DATA FOR THIS TASK:
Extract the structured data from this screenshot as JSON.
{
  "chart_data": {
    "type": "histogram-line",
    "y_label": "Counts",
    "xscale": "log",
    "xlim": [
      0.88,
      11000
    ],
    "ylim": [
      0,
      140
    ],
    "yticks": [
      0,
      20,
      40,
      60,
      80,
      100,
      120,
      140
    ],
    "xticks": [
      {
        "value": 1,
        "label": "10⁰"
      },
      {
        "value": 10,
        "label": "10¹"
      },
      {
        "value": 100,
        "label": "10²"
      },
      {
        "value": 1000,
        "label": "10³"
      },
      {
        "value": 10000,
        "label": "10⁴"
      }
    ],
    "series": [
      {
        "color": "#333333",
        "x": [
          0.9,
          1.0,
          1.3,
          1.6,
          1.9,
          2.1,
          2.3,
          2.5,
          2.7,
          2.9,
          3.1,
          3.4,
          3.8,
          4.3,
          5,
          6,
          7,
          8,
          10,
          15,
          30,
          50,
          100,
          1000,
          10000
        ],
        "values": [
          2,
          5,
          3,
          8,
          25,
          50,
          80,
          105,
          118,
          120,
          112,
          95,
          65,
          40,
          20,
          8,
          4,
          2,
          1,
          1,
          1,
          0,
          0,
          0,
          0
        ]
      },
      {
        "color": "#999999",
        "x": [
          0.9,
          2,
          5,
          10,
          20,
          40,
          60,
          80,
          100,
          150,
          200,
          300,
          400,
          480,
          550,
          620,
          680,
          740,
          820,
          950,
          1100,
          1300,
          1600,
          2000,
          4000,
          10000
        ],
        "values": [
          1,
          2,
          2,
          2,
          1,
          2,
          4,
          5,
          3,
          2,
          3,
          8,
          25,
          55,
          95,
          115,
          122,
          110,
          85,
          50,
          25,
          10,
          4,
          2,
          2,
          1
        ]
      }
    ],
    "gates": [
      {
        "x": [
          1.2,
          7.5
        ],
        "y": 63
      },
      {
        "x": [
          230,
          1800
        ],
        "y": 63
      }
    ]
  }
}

INSTRUCTION:
Extract each entry in full, exactly as given.

PROBLEM SOLUTION:
Extract the structured data from this screenshot as JSON.
{
  "chart_data": {
    "type": "histogram-line",
    "y_label": "Counts",
    "xscale": "log",
    "xlim": [
      0.88,
      11000
    ],
    "ylim": [
      0,
      140
    ],
    "yticks": [
      0,
      20,
      40,
      60,
      80,
      100,
      120,
      140
    ],
    "xticks": [
      {
        "value": 1,
        "label": "10⁰"
      },
      {
        "value": 10,
        "label": "10¹"
      },
      {
        "value": 100,
        "label": "10²"
      },
      {
        "value": 1000,
        "label": "10³"
      },
      {
        "value": 10000,
        "label": "10⁴"
      }
    ],
    "series": [
      {
        "color": "#333333",
        "x": [
          0.9,
          1.0,
          1.3,
          1.6,
          1.9,
          2.1,
          2.3,
          2.5,
          2.7,
          2.9,
          3.1,
          3.4,
          3.8,
          4.3,
          5,
          6,
          7,
          8,
          10,
          15,
          30,
          50,
          100,
          1000,
          10000
        ],
        "values": [
          2,
          5,
          3,
          8,
          25,
          50,
          80,
          105,
          118,
          120,
          112,
          95,
          65,
          40,
          20,
          8,
          4,
          2,
          1,
          1,
          1,
          0,
          0,
          0,
          0
        ]
      },
      {
        "color": "#999999",
        "x": [
          0.9,
          2,
          5,
          10,
          20,
          40,
          60,
          80,
          100,
          150,
          200,
          300,
          400,
          480,
          550,
          620,
          680,
          740,
          820,
          950,
          1100,
          1300,
          1600,
          2000,
          4000,
          10000
        ],
        "values": [
          1,
          2,
          2,
          2,
          1,
          2,
          4,
          5,
          3,
          2,
          3,
          8,
          25,
          55,
          95,
          115,
          122,
          110,
          85,
          50,
          25,
          10,
          4,
          2,
          2,
          1
        ]
      }
    ],
    "gates": [
      {
        "x": [
          1.2,
          7.5
        ],
        "y": 63
      },
      {
        "x": [
          230,
          1800
        ],
        "y": 63
      }
    ]
  }
}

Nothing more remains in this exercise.